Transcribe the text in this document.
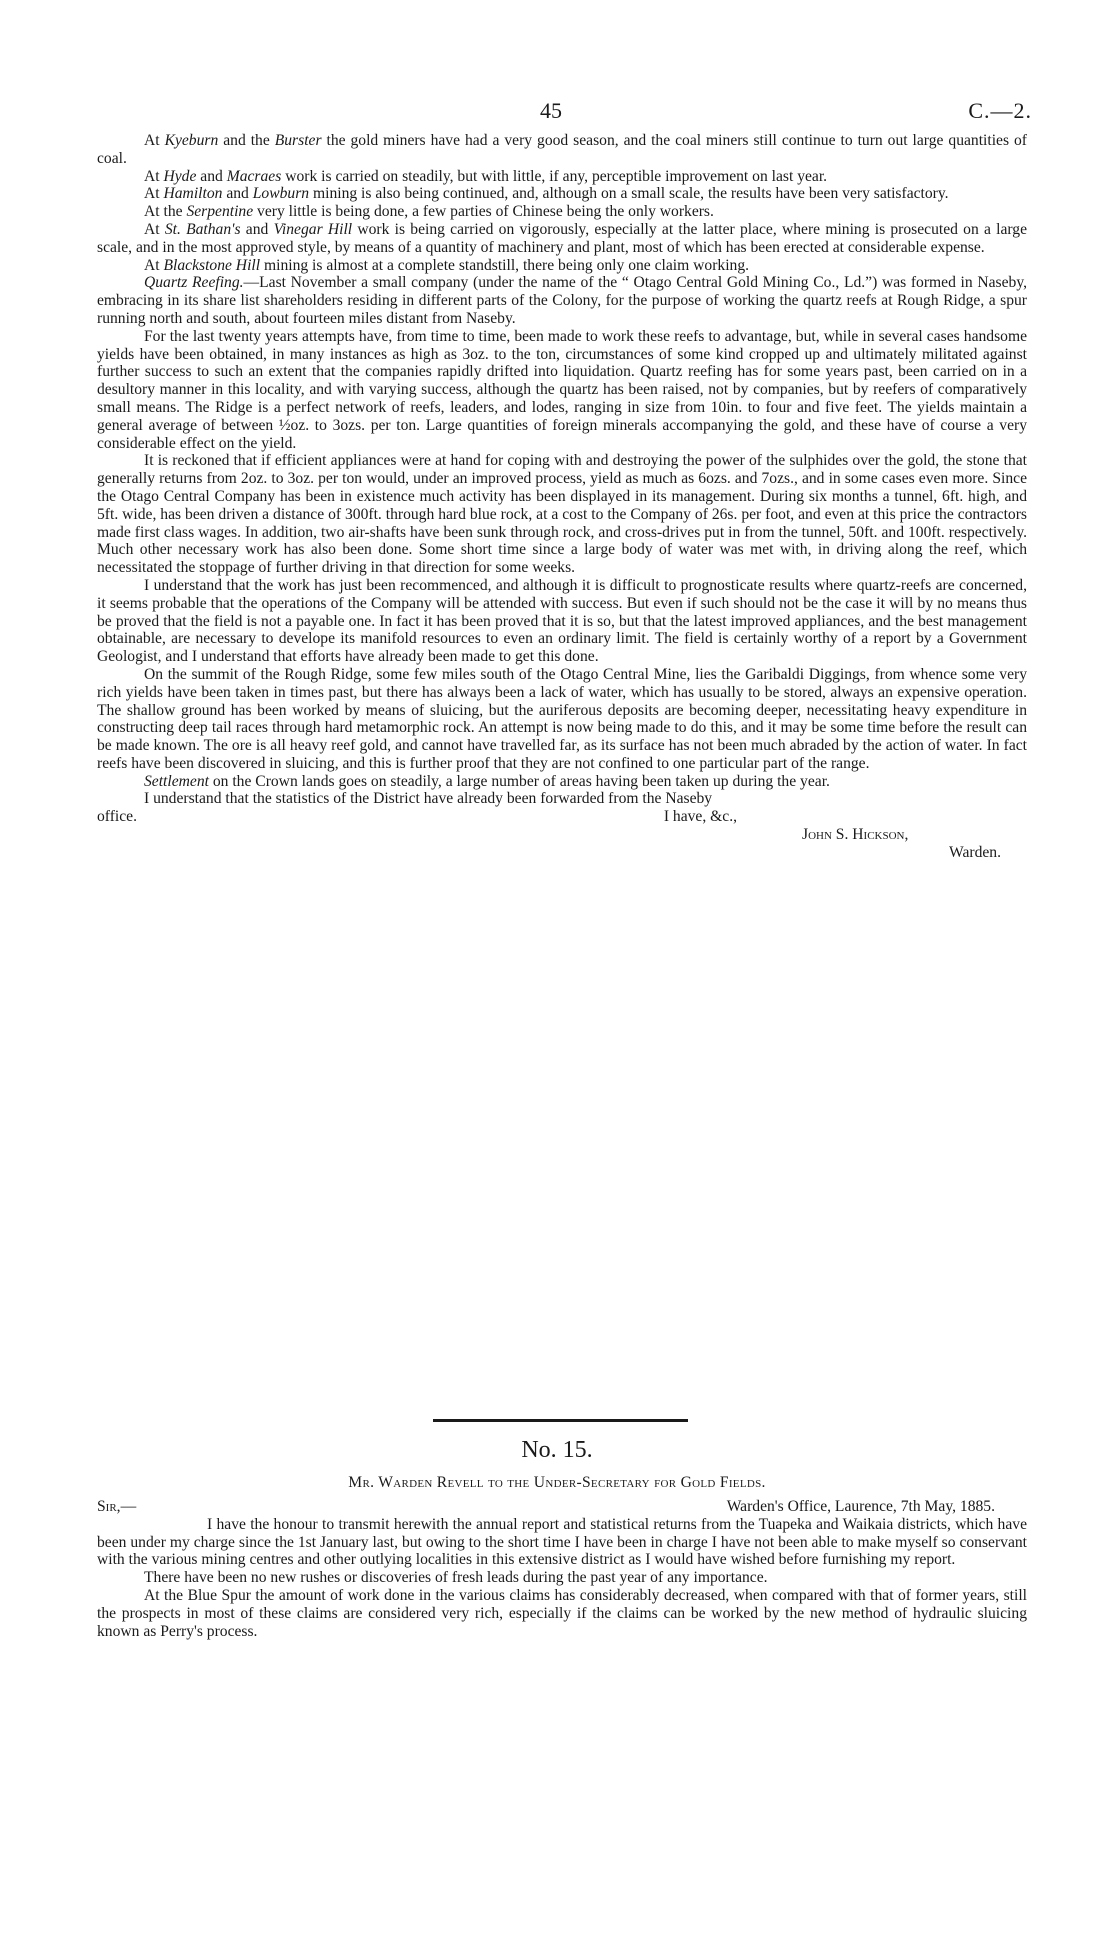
45	C.—2.

At Kyeburn and the Burster the gold miners have had a very good season, and the coal miners still continue to turn out large quantities of coal.

At Hyde and Macraes work is carried on steadily, but with little, if any, perceptible improvement on last year.

At Hamilton and Lowburn mining is also being continued, and, although on a small scale, the results have been very satisfactory.

At the Serpentine very little is being done, a few parties of Chinese being the only workers.

At St. Bathan's and Vinegar Hill work is being carried on vigorously, especially at the latter place, where mining is prosecuted on a large scale, and in the most approved style, by means of a quantity of machinery and plant, most of which has been erected at considerable expense.

At Blackstone Hill mining is almost at a complete standstill, there being only one claim working.

Quartz Reefing.—Last November a small company (under the name of the “ Otago Central Gold Mining Co., Ld.”) was formed in Naseby, embracing in its share list shareholders residing in different parts of the Colony, for the purpose of working the quartz reefs at Rough Ridge, a spur running north and south, about fourteen miles distant from Naseby.

For the last twenty years attempts have, from time to time, been made to work these reefs to advantage, but, while in several cases handsome yields have been obtained, in many instances as high as 3oz. to the ton, circumstances of some kind cropped up and ultimately militated against further success to such an extent that the companies rapidly drifted into liquidation. Quartz reefing has for some years past, been carried on in a desultory manner in this locality, and with varying success, although the quartz has been raised, not by companies, but by reefers of comparatively small means. The Ridge is a perfect network of reefs, leaders, and lodes, ranging in size from 10in. to four and five feet. The yields maintain a general average of between ½oz. to 3ozs. per ton. Large quantities of foreign minerals accompanying the gold, and these have of course a very considerable effect on the yield.

It is reckoned that if efficient appliances were at hand for coping with and destroying the power of the sulphides over the gold, the stone that generally returns from 2oz. to 3oz. per ton would, under an improved process, yield as much as 6ozs. and 7ozs., and in some cases even more. Since the Otago Central Company has been in existence much activity has been displayed in its management. During six months a tunnel, 6ft. high, and 5ft. wide, has been driven a distance of 300ft. through hard blue rock, at a cost to the Company of 26s. per foot, and even at this price the contractors made first class wages. In addition, two air-shafts have been sunk through rock, and cross-drives put in from the tunnel, 50ft. and 100ft. respectively. Much other necessary work has also been done. Some short time since a large body of water was met with, in driving along the reef, which necessitated the stoppage of further driving in that direction for some weeks.

I understand that the work has just been recommenced, and although it is difficult to prognosticate results where quartz-reefs are concerned, it seems probable that the operations of the Company will be attended with success. But even if such should not be the case it will by no means thus be proved that the field is not a payable one. In fact it has been proved that it is so, but that the latest improved appliances, and the best management obtainable, are necessary to develope its manifold resources to even an ordinary limit. The field is certainly worthy of a report by a Government Geologist, and I understand that efforts have already been made to get this done.

On the summit of the Rough Ridge, some few miles south of the Otago Central Mine, lies the Garibaldi Diggings, from whence some very rich yields have been taken in times past, but there has always been a lack of water, which has usually to be stored, always an expensive operation. The shallow ground has been worked by means of sluicing, but the auriferous deposits are becoming deeper, necessitating heavy expenditure in constructing deep tail races through hard metamorphic rock. An attempt is now being made to do this, and it may be some time before the result can be made known. The ore is all heavy reef gold, and cannot have travelled far, as its surface has not been much abraded by the action of water. In fact reefs have been discovered in sluicing, and this is further proof that they are not confined to one particular part of the range.

Settlement on the Crown lands goes on steadily, a large number of areas having been taken up during the year.

I understand that the statistics of the District have already been forwarded from the Naseby

office.	I have, &c.,

John S. Hickson,

Warden.

No. 15.
Mr. Warden Revell to the Under-Secretary for Gold Fields.
Sir,—	Warden's Office, Laurence, 7th May, 1885.

I have the honour to transmit herewith the annual report and statistical returns from the Tuapeka and Waikaia districts, which have been under my charge since the 1st January last, but owing to the short time I have been in charge I have not been able to make myself so conservant with the various mining centres and other outlying localities in this extensive district as I would have wished before furnishing my report.

There have been no new rushes or discoveries of fresh leads during the past year of any importance.

At the Blue Spur the amount of work done in the various claims has considerably decreased, when compared with that of former years, still the prospects in most of these claims are considered very rich, especially if the claims can be worked by the new method of hydraulic sluicing known as Perry's process.
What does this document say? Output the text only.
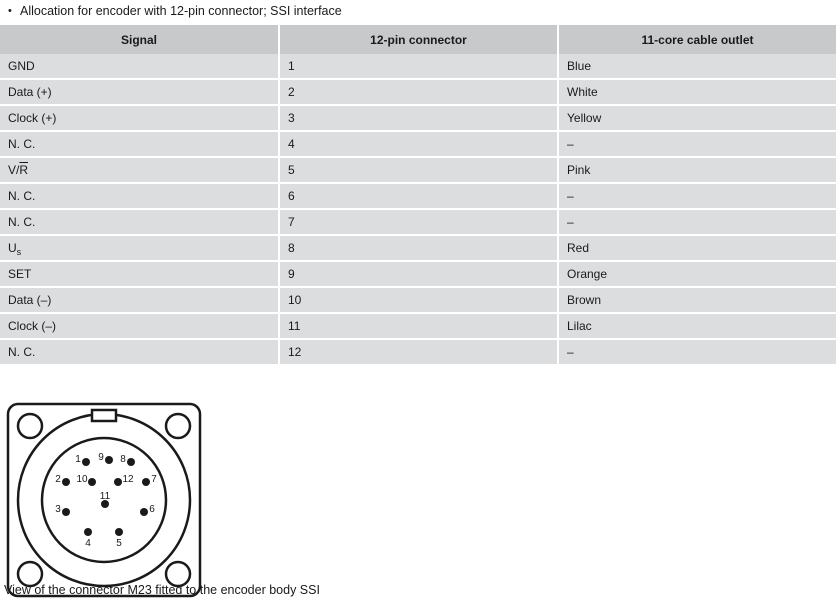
• Allocation for encoder with 12-pin connector; SSI interface
Signal	12-pin connector	11-core cable outlet
GND	1	Blue
Data (+)	2	White
Clock (+)	3	Yellow
N. C.	4	–
$V/\overline{R}$	5	Pink
N. C.	6	–
N. C.	7	–
$U_s$	8	Red
SET	9	Orange
Data (–)	10	Brown
Clock (–)	11	Lilac
N. C.	12	–
1 9 8
2 10	12 7
3
11
6
4	5
View of the connector M23 fitted to the encoder body SSI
════
- **Task brief**
Pull out every line containing "steadily".

- **Completed task**
At Hyde and Macraes work is carried on steadily, but with little, if any, perceptible improvement on last year.
Settlement on the Crown lands goes on steadily, a large number of areas having been taken up during the year.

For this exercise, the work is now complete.